**WHAT THE TASK REQUIRES:** Copy the records below exactly, omitting any pictures they contain.

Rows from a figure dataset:
===============
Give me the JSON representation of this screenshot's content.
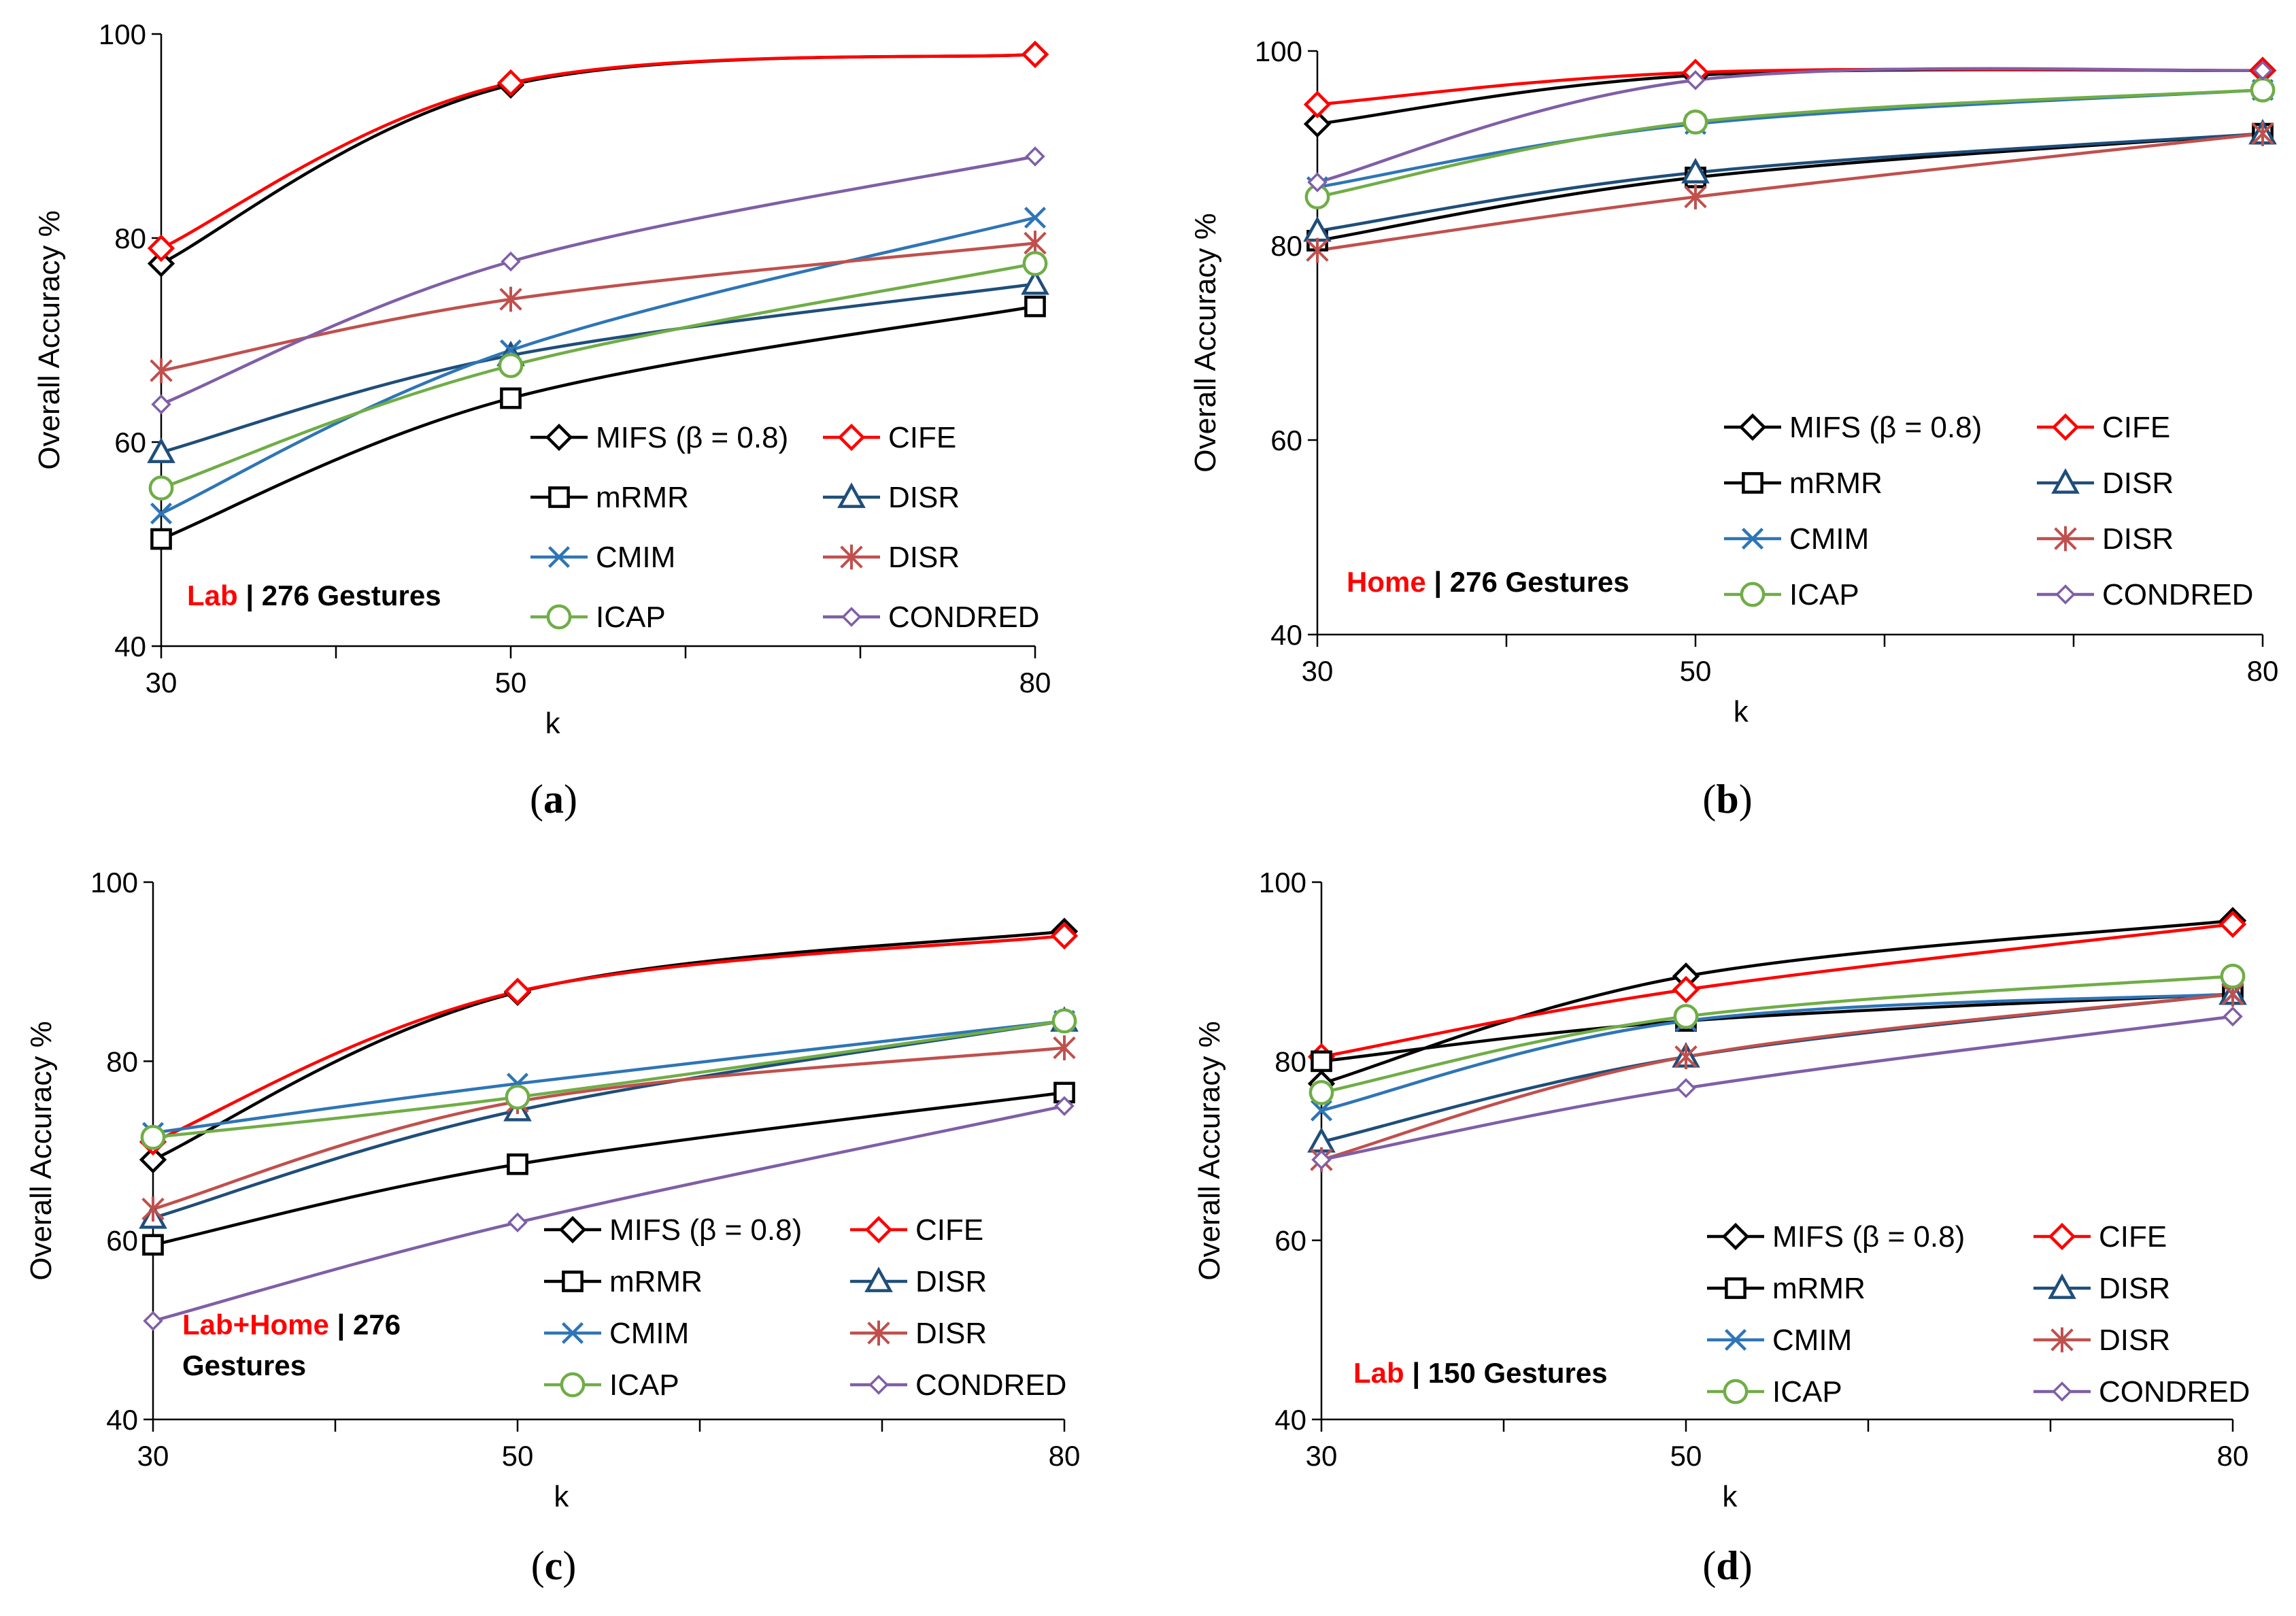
{
  "chart_data": [
    {
      "type": "line",
      "panel_label": "a",
      "x": [
        30,
        50,
        80
      ],
      "xlabel": "k",
      "ylabel": "Overall Accuracy %",
      "ylim": [
        40,
        100
      ],
      "yticks": [
        40,
        60,
        80,
        100
      ],
      "annotation": [
        {
          "text": "Lab",
          "color": "#ff0000"
        },
        {
          "text": " | 276 Gestures",
          "color": "#000000"
        }
      ],
      "series": [
        {
          "name": "MIFS (β = 0.8)",
          "color": "#000000",
          "marker": "diamond",
          "values": [
            77.5,
            95.0,
            98.0
          ]
        },
        {
          "name": "CIFE",
          "color": "#ff0000",
          "marker": "diamond",
          "values": [
            79.0,
            95.2,
            98.0
          ]
        },
        {
          "name": "mRMR",
          "color": "#000000",
          "marker": "square",
          "values": [
            50.5,
            64.3,
            73.3
          ]
        },
        {
          "name": "DISR",
          "color": "#1f4e79",
          "marker": "triangle",
          "values": [
            59.0,
            68.5,
            75.5
          ]
        },
        {
          "name": "CMIM",
          "color": "#2e75b6",
          "marker": "x",
          "values": [
            53.0,
            69.0,
            82.0
          ]
        },
        {
          "name": "DISR",
          "color": "#c0504d",
          "marker": "star",
          "values": [
            67.0,
            74.0,
            79.5
          ]
        },
        {
          "name": "ICAP",
          "color": "#70ad47",
          "marker": "circle",
          "values": [
            55.5,
            67.5,
            77.5
          ]
        },
        {
          "name": "CONDRED",
          "color": "#7f5fa6",
          "marker": "smalldiamond",
          "values": [
            63.7,
            77.7,
            88.0
          ]
        }
      ]
    },
    {
      "type": "line",
      "panel_label": "b",
      "x": [
        30,
        50,
        80
      ],
      "xlabel": "k",
      "ylabel": "Overall Accuracy %",
      "ylim": [
        40,
        100
      ],
      "yticks": [
        40,
        60,
        80,
        100
      ],
      "annotation": [
        {
          "text": "Home",
          "color": "#ff0000"
        },
        {
          "text": " | 276 Gestures",
          "color": "#000000"
        }
      ],
      "series": [
        {
          "name": "MIFS (β = 0.8)",
          "color": "#000000",
          "marker": "diamond",
          "values": [
            92.5,
            97.5,
            98.0
          ]
        },
        {
          "name": "CIFE",
          "color": "#ff0000",
          "marker": "diamond",
          "values": [
            94.5,
            97.8,
            98.0
          ]
        },
        {
          "name": "mRMR",
          "color": "#000000",
          "marker": "square",
          "values": [
            80.5,
            87.0,
            91.5
          ]
        },
        {
          "name": "DISR",
          "color": "#1f4e79",
          "marker": "triangle",
          "values": [
            81.5,
            87.5,
            91.5
          ]
        },
        {
          "name": "CMIM",
          "color": "#2e75b6",
          "marker": "x",
          "values": [
            86.0,
            92.5,
            96.0
          ]
        },
        {
          "name": "DISR",
          "color": "#c0504d",
          "marker": "star",
          "values": [
            79.5,
            85.0,
            91.5
          ]
        },
        {
          "name": "ICAP",
          "color": "#70ad47",
          "marker": "circle",
          "values": [
            85.0,
            92.7,
            96.0
          ]
        },
        {
          "name": "CONDRED",
          "color": "#7f5fa6",
          "marker": "smalldiamond",
          "values": [
            86.5,
            97.0,
            98.0
          ]
        }
      ]
    },
    {
      "type": "line",
      "panel_label": "c",
      "x": [
        30,
        50,
        80
      ],
      "xlabel": "k",
      "ylabel": "Overall Accuracy %",
      "ylim": [
        40,
        100
      ],
      "yticks": [
        40,
        60,
        80,
        100
      ],
      "annotation": [
        {
          "text": "Lab+Home",
          "color": "#ff0000"
        },
        {
          "text": " | 276",
          "color": "#000000"
        },
        {
          "text": "Gestures",
          "color": "#000000"
        }
      ],
      "series": [
        {
          "name": "MIFS (β = 0.8)",
          "color": "#000000",
          "marker": "diamond",
          "values": [
            69.0,
            87.7,
            94.5
          ]
        },
        {
          "name": "CIFE",
          "color": "#ff0000",
          "marker": "diamond",
          "values": [
            71.0,
            87.8,
            94.0
          ]
        },
        {
          "name": "mRMR",
          "color": "#000000",
          "marker": "square",
          "values": [
            59.5,
            68.5,
            76.5
          ]
        },
        {
          "name": "DISR",
          "color": "#1f4e79",
          "marker": "triangle",
          "values": [
            62.5,
            74.5,
            84.5
          ]
        },
        {
          "name": "CMIM",
          "color": "#2e75b6",
          "marker": "x",
          "values": [
            72.0,
            77.5,
            84.5
          ]
        },
        {
          "name": "DISR",
          "color": "#c0504d",
          "marker": "star",
          "values": [
            63.5,
            75.5,
            81.5
          ]
        },
        {
          "name": "ICAP",
          "color": "#70ad47",
          "marker": "circle",
          "values": [
            71.5,
            76.0,
            84.5
          ]
        },
        {
          "name": "CONDRED",
          "color": "#7f5fa6",
          "marker": "smalldiamond",
          "values": [
            51.0,
            62.0,
            75.0
          ]
        }
      ]
    },
    {
      "type": "line",
      "panel_label": "d",
      "x": [
        30,
        50,
        80
      ],
      "xlabel": "k",
      "ylabel": "Overall Accuracy %",
      "ylim": [
        40,
        100
      ],
      "yticks": [
        40,
        60,
        80,
        100
      ],
      "annotation": [
        {
          "text": "Lab",
          "color": "#ff0000"
        },
        {
          "text": " | 150 Gestures",
          "color": "#000000"
        }
      ],
      "series": [
        {
          "name": "MIFS (β = 0.8)",
          "color": "#000000",
          "marker": "diamond",
          "values": [
            77.5,
            89.5,
            95.7
          ]
        },
        {
          "name": "CIFE",
          "color": "#ff0000",
          "marker": "diamond",
          "values": [
            80.5,
            88.0,
            95.3
          ]
        },
        {
          "name": "mRMR",
          "color": "#000000",
          "marker": "square",
          "values": [
            80.0,
            84.5,
            87.5
          ]
        },
        {
          "name": "DISR",
          "color": "#1f4e79",
          "marker": "triangle",
          "values": [
            71.0,
            80.5,
            87.5
          ]
        },
        {
          "name": "CMIM",
          "color": "#2e75b6",
          "marker": "x",
          "values": [
            74.5,
            84.5,
            87.5
          ]
        },
        {
          "name": "DISR",
          "color": "#c0504d",
          "marker": "star",
          "values": [
            69.0,
            80.5,
            87.5
          ]
        },
        {
          "name": "ICAP",
          "color": "#70ad47",
          "marker": "circle",
          "values": [
            76.5,
            85.0,
            89.5
          ]
        },
        {
          "name": "CONDRED",
          "color": "#7f5fa6",
          "marker": "smalldiamond",
          "values": [
            69.0,
            77.0,
            85.0
          ]
        }
      ]
    }
  ]
}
===============
**WRITTEN RESPONSE:**
Give me the JSON representation of this screenshot's content.
{
  "chart_data": [
    {
      "type": "line",
      "panel_label": "a",
      "x": [
        30,
        50,
        80
      ],
      "xlabel": "k",
      "ylabel": "Overall Accuracy %",
      "ylim": [
        40,
        100
      ],
      "yticks": [
        40,
        60,
        80,
        100
      ],
      "annotation": [
        {
          "text": "Lab",
          "color": "#ff0000"
        },
        {
          "text": " | 276 Gestures",
          "color": "#000000"
        }
      ],
      "series": [
        {
          "name": "MIFS (β = 0.8)",
          "color": "#000000",
          "marker": "diamond",
          "values": [
            77.5,
            95.0,
            98.0
          ]
        },
        {
          "name": "CIFE",
          "color": "#ff0000",
          "marker": "diamond",
          "values": [
            79.0,
            95.2,
            98.0
          ]
        },
        {
          "name": "mRMR",
          "color": "#000000",
          "marker": "square",
          "values": [
            50.5,
            64.3,
            73.3
          ]
        },
        {
          "name": "DISR",
          "color": "#1f4e79",
          "marker": "triangle",
          "values": [
            59.0,
            68.5,
            75.5
          ]
        },
        {
          "name": "CMIM",
          "color": "#2e75b6",
          "marker": "x",
          "values": [
            53.0,
            69.0,
            82.0
          ]
        },
        {
          "name": "DISR",
          "color": "#c0504d",
          "marker": "star",
          "values": [
            67.0,
            74.0,
            79.5
          ]
        },
        {
          "name": "ICAP",
          "color": "#70ad47",
          "marker": "circle",
          "values": [
            55.5,
            67.5,
            77.5
          ]
        },
        {
          "name": "CONDRED",
          "color": "#7f5fa6",
          "marker": "smalldiamond",
          "values": [
            63.7,
            77.7,
            88.0
          ]
        }
      ]
    },
    {
      "type": "line",
      "panel_label": "b",
      "x": [
        30,
        50,
        80
      ],
      "xlabel": "k",
      "ylabel": "Overall Accuracy %",
      "ylim": [
        40,
        100
      ],
      "yticks": [
        40,
        60,
        80,
        100
      ],
      "annotation": [
        {
          "text": "Home",
          "color": "#ff0000"
        },
        {
          "text": " | 276 Gestures",
          "color": "#000000"
        }
      ],
      "series": [
        {
          "name": "MIFS (β = 0.8)",
          "color": "#000000",
          "marker": "diamond",
          "values": [
            92.5,
            97.5,
            98.0
          ]
        },
        {
          "name": "CIFE",
          "color": "#ff0000",
          "marker": "diamond",
          "values": [
            94.5,
            97.8,
            98.0
          ]
        },
        {
          "name": "mRMR",
          "color": "#000000",
          "marker": "square",
          "values": [
            80.5,
            87.0,
            91.5
          ]
        },
        {
          "name": "DISR",
          "color": "#1f4e79",
          "marker": "triangle",
          "values": [
            81.5,
            87.5,
            91.5
          ]
        },
        {
          "name": "CMIM",
          "color": "#2e75b6",
          "marker": "x",
          "values": [
            86.0,
            92.5,
            96.0
          ]
        },
        {
          "name": "DISR",
          "color": "#c0504d",
          "marker": "star",
          "values": [
            79.5,
            85.0,
            91.5
          ]
        },
        {
          "name": "ICAP",
          "color": "#70ad47",
          "marker": "circle",
          "values": [
            85.0,
            92.7,
            96.0
          ]
        },
        {
          "name": "CONDRED",
          "color": "#7f5fa6",
          "marker": "smalldiamond",
          "values": [
            86.5,
            97.0,
            98.0
          ]
        }
      ]
    },
    {
      "type": "line",
      "panel_label": "c",
      "x": [
        30,
        50,
        80
      ],
      "xlabel": "k",
      "ylabel": "Overall Accuracy %",
      "ylim": [
        40,
        100
      ],
      "yticks": [
        40,
        60,
        80,
        100
      ],
      "annotation": [
        {
          "text": "Lab+Home",
          "color": "#ff0000"
        },
        {
          "text": " | 276",
          "color": "#000000"
        },
        {
          "text": "Gestures",
          "color": "#000000"
        }
      ],
      "series": [
        {
          "name": "MIFS (β = 0.8)",
          "color": "#000000",
          "marker": "diamond",
          "values": [
            69.0,
            87.7,
            94.5
          ]
        },
        {
          "name": "CIFE",
          "color": "#ff0000",
          "marker": "diamond",
          "values": [
            71.0,
            87.8,
            94.0
          ]
        },
        {
          "name": "mRMR",
          "color": "#000000",
          "marker": "square",
          "values": [
            59.5,
            68.5,
            76.5
          ]
        },
        {
          "name": "DISR",
          "color": "#1f4e79",
          "marker": "triangle",
          "values": [
            62.5,
            74.5,
            84.5
          ]
        },
        {
          "name": "CMIM",
          "color": "#2e75b6",
          "marker": "x",
          "values": [
            72.0,
            77.5,
            84.5
          ]
        },
        {
          "name": "DISR",
          "color": "#c0504d",
          "marker": "star",
          "values": [
            63.5,
            75.5,
            81.5
          ]
        },
        {
          "name": "ICAP",
          "color": "#70ad47",
          "marker": "circle",
          "values": [
            71.5,
            76.0,
            84.5
          ]
        },
        {
          "name": "CONDRED",
          "color": "#7f5fa6",
          "marker": "smalldiamond",
          "values": [
            51.0,
            62.0,
            75.0
          ]
        }
      ]
    },
    {
      "type": "line",
      "panel_label": "d",
      "x": [
        30,
        50,
        80
      ],
      "xlabel": "k",
      "ylabel": "Overall Accuracy %",
      "ylim": [
        40,
        100
      ],
      "yticks": [
        40,
        60,
        80,
        100
      ],
      "annotation": [
        {
          "text": "Lab",
          "color": "#ff0000"
        },
        {
          "text": " | 150 Gestures",
          "color": "#000000"
        }
      ],
      "series": [
        {
          "name": "MIFS (β = 0.8)",
          "color": "#000000",
          "marker": "diamond",
          "values": [
            77.5,
            89.5,
            95.7
          ]
        },
        {
          "name": "CIFE",
          "color": "#ff0000",
          "marker": "diamond",
          "values": [
            80.5,
            88.0,
            95.3
          ]
        },
        {
          "name": "mRMR",
          "color": "#000000",
          "marker": "square",
          "values": [
            80.0,
            84.5,
            87.5
          ]
        },
        {
          "name": "DISR",
          "color": "#1f4e79",
          "marker": "triangle",
          "values": [
            71.0,
            80.5,
            87.5
          ]
        },
        {
          "name": "CMIM",
          "color": "#2e75b6",
          "marker": "x",
          "values": [
            74.5,
            84.5,
            87.5
          ]
        },
        {
          "name": "DISR",
          "color": "#c0504d",
          "marker": "star",
          "values": [
            69.0,
            80.5,
            87.5
          ]
        },
        {
          "name": "ICAP",
          "color": "#70ad47",
          "marker": "circle",
          "values": [
            76.5,
            85.0,
            89.5
          ]
        },
        {
          "name": "CONDRED",
          "color": "#7f5fa6",
          "marker": "smalldiamond",
          "values": [
            69.0,
            77.0,
            85.0
          ]
        }
      ]
    }
  ]
}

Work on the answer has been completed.